(Part of a data file)
** Start **

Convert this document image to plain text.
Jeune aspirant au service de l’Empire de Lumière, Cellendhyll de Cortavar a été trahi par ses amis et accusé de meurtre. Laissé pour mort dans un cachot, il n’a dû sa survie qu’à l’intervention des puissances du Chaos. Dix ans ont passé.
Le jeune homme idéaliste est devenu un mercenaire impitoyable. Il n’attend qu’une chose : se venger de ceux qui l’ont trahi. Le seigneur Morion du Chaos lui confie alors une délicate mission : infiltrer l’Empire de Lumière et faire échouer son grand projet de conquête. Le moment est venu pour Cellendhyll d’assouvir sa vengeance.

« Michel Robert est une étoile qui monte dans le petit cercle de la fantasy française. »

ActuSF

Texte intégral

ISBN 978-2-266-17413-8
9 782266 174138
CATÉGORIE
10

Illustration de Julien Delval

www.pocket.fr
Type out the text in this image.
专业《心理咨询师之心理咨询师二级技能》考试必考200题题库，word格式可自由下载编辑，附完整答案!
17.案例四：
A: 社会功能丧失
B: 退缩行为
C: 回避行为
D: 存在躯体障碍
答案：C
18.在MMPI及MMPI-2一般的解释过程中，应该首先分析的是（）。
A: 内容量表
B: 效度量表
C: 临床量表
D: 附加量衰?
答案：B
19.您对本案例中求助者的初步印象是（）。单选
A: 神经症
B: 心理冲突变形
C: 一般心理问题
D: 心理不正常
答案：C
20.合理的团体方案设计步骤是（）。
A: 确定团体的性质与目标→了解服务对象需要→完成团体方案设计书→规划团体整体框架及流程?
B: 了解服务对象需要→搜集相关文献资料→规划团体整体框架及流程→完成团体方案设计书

** End **

### Written request
Here, the records must be output exactly and in full.

### Completed task
Convert this document image to plain text.
Jeune aspirant au service de l’Empire de Lumière, Cellendhyll de Cortavar a été trahi par ses amis et accusé de meurtre. Laissé pour mort dans un cachot, il n’a dû sa survie qu’à l’intervention des puissances du Chaos. Dix ans ont passé.
Le jeune homme idéaliste est devenu un mercenaire impitoyable. Il n’attend qu’une chose : se venger de ceux qui l’ont trahi. Le seigneur Morion du Chaos lui confie alors une délicate mission : infiltrer l’Empire de Lumière et faire échouer son grand projet de conquête. Le moment est venu pour Cellendhyll d’assouvir sa vengeance.

« Michel Robert est une étoile qui monte dans le petit cercle de la fantasy française. »

ActuSF

Texte intégral

ISBN 978-2-266-17413-8
9 782266 174138
CATÉGORIE
10

Illustration de Julien Delval

www.pocket.fr
Type out the text in this image.
专业《心理咨询师之心理咨询师二级技能》考试必考200题题库，word格式可自由下载编辑，附完整答案!
17.案例四：
A: 社会功能丧失
B: 退缩行为
C: 回避行为
D: 存在躯体障碍
答案：C
18.在MMPI及MMPI-2一般的解释过程中，应该首先分析的是（）。
A: 内容量表
B: 效度量表
C: 临床量表
D: 附加量衰?
答案：B
19.您对本案例中求助者的初步印象是（）。单选
A: 神经症
B: 心理冲突变形
C: 一般心理问题
D: 心理不正常
答案：C
20.合理的团体方案设计步骤是（）。
A: 确定团体的性质与目标→了解服务对象需要→完成团体方案设计书→规划团体整体框架及流程?
B: 了解服务对象需要→搜集相关文献资料→规划团体整体框架及流程→完成团体方案设计书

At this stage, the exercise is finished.